--- start RECORDS TO USE ---

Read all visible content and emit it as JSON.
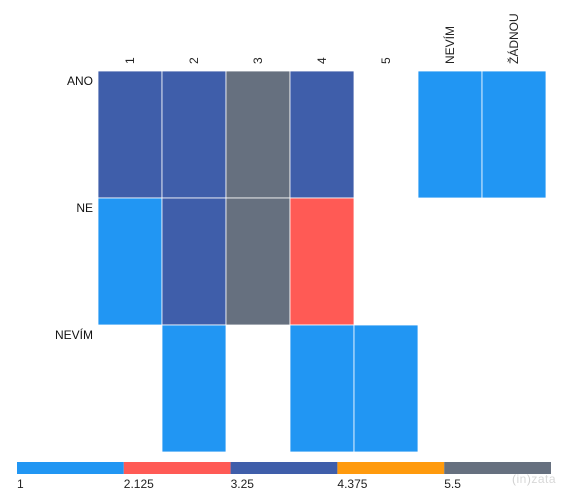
{
  "chart_data": {
    "type": "heatmap",
    "columns": [
      "1",
      "2",
      "3",
      "4",
      "5",
      "NEVÍM",
      "ŽÁDNOU"
    ],
    "rows": [
      "ANO",
      "NE",
      "NEVÍM"
    ],
    "cells": [
      [
        3.25,
        3.25,
        5.5,
        3.25,
        null,
        1,
        1
      ],
      [
        1,
        3.25,
        5.5,
        2.125,
        null,
        null,
        null
      ],
      [
        null,
        1,
        null,
        1,
        1,
        null,
        null
      ]
    ],
    "color_scale": {
      "ticks": [
        "1",
        "2.125",
        "3.25",
        "4.375",
        "5.5"
      ],
      "bands": [
        {
          "from": 1,
          "to": 2.125,
          "color": "#2196f3"
        },
        {
          "from": 2.125,
          "to": 3.25,
          "color": "#ff5a55"
        },
        {
          "from": 3.25,
          "to": 4.375,
          "color": "#3f5eaa"
        },
        {
          "from": 4.375,
          "to": 5.5,
          "color": "#ff9a0d"
        },
        {
          "from": 5.5,
          "to": 6.625,
          "color": "#66707f"
        }
      ]
    }
  },
  "logo": {
    "open": "(",
    "mark": "in",
    "close": ")",
    "brand": "zata"
  }
}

--- end RECORDS TO USE ---

## TASK STATEMENT
Pick out and copy every line that contains the word "from".

## THE RESULT
          "from": 1,
          "from": 2.125,
          "from": 3.25,
          "from": 4.375,
          "from": 5.5,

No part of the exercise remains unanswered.